# Data supplied
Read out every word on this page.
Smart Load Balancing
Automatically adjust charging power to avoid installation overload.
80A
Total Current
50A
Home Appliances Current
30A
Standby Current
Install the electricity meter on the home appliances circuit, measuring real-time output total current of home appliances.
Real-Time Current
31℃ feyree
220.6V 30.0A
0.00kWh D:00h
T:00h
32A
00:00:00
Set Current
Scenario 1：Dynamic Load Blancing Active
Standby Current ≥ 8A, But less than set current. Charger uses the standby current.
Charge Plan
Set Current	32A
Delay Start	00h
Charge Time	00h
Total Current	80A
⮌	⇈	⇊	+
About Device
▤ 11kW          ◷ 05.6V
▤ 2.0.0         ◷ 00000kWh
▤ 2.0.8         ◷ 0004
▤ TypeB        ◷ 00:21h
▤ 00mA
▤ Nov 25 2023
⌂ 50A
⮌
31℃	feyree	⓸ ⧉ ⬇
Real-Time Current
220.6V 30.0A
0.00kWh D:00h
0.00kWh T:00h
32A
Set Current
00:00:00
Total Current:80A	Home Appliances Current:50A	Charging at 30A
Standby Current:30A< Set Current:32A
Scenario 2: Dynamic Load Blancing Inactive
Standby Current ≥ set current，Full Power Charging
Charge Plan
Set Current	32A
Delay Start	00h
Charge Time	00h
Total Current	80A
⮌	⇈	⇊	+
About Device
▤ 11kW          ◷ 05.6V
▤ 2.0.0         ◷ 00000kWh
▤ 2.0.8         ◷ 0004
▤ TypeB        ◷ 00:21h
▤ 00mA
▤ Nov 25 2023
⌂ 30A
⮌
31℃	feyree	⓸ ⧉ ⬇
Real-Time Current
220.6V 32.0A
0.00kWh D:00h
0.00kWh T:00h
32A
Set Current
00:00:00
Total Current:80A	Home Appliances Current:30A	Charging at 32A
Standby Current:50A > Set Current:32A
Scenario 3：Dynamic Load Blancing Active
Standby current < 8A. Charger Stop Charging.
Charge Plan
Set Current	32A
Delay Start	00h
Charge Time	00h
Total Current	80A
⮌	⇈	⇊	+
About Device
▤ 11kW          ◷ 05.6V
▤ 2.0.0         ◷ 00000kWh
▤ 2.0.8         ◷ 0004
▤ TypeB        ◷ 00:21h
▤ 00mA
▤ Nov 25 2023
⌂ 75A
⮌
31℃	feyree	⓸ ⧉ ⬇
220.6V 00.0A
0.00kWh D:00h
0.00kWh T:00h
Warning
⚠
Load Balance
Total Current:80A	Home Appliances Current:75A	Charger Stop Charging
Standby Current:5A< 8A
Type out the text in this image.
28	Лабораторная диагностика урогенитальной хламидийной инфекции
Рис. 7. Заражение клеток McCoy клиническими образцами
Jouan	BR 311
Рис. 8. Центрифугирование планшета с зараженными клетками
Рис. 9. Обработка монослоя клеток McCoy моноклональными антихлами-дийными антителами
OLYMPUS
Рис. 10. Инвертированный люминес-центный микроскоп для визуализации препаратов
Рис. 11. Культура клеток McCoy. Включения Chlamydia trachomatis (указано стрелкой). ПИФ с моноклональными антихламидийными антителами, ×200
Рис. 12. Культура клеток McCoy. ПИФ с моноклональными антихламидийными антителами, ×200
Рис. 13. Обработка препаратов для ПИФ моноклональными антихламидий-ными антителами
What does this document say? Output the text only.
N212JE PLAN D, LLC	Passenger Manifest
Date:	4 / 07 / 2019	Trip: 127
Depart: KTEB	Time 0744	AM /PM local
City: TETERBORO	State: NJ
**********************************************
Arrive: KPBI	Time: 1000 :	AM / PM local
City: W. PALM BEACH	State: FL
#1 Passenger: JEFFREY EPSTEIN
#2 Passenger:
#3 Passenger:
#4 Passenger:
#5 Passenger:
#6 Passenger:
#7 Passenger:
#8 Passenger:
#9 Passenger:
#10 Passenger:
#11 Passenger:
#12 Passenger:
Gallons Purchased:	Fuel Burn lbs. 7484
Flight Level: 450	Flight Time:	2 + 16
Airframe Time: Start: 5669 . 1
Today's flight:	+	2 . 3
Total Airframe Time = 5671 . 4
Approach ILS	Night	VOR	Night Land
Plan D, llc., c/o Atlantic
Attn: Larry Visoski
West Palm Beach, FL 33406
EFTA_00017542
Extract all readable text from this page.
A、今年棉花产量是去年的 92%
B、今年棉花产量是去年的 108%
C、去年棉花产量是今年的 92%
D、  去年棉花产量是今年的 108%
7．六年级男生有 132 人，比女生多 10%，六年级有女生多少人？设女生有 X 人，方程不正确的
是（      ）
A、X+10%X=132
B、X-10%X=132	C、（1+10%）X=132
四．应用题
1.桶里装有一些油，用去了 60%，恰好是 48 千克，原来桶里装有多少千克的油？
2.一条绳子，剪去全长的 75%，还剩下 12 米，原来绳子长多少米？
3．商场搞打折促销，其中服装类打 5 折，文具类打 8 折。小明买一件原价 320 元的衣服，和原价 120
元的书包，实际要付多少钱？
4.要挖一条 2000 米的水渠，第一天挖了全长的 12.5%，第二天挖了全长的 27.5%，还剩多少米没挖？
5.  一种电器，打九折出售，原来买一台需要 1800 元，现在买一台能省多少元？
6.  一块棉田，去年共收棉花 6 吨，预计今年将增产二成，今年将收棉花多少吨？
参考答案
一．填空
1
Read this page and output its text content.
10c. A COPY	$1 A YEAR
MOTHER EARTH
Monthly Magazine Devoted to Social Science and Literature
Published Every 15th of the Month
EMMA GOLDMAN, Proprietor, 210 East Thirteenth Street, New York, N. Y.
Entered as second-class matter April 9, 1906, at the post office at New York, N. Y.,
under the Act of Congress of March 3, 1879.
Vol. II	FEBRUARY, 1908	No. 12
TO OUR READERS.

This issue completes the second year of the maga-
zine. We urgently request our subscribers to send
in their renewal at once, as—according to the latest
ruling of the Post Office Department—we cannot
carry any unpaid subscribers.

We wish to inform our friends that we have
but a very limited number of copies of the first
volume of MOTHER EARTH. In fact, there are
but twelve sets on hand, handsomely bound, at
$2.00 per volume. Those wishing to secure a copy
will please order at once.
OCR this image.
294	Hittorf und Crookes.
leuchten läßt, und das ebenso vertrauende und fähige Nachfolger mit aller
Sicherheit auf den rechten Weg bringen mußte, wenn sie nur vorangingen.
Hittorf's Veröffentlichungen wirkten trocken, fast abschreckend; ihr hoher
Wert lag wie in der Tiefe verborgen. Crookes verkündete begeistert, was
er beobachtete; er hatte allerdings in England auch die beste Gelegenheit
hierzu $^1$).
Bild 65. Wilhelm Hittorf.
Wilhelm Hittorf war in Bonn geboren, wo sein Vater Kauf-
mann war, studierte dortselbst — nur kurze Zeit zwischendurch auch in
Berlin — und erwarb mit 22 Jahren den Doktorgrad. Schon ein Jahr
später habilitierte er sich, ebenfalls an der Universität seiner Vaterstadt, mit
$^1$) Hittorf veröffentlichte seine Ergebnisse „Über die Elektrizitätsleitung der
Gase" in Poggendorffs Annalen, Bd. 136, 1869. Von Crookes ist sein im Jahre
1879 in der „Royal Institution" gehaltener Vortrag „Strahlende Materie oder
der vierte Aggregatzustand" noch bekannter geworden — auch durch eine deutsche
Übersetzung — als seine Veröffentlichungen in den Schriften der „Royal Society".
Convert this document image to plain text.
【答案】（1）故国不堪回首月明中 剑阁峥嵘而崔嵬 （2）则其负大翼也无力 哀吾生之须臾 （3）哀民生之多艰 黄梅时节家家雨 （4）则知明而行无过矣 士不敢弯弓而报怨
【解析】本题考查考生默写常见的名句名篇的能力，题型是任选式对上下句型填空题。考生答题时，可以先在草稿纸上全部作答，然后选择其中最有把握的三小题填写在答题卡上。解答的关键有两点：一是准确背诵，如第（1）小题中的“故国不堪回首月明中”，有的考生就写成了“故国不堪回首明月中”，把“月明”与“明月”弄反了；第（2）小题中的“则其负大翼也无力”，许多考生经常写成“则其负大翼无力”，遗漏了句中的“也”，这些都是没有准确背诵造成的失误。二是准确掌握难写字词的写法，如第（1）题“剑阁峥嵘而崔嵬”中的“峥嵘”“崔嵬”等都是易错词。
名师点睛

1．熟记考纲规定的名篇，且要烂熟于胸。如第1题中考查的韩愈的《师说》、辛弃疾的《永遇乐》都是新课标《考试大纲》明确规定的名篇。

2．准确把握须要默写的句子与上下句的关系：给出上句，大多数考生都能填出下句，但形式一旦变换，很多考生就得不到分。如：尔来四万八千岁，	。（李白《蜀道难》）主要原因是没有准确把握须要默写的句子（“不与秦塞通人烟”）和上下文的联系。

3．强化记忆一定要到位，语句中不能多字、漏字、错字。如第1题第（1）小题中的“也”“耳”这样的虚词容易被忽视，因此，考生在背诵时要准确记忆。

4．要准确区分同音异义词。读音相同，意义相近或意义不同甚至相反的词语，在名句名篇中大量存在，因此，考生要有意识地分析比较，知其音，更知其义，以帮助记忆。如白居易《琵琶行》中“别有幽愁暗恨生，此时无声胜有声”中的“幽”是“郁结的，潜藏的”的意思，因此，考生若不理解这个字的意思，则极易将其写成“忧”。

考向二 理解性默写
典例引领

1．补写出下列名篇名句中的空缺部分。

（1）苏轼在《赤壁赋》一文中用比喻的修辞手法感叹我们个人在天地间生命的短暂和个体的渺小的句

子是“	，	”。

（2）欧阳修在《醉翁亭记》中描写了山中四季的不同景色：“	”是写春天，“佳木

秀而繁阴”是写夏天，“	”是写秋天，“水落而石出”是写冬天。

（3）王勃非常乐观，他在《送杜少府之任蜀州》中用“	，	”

# Written exercise
Copy every line of the listing that includes the string "Scenario".

# Expected answer
Scenario 1：Dynamic Load Blancing Active
Scenario 2: Dynamic Load Blancing Inactive
Scenario 3：Dynamic Load Blancing Active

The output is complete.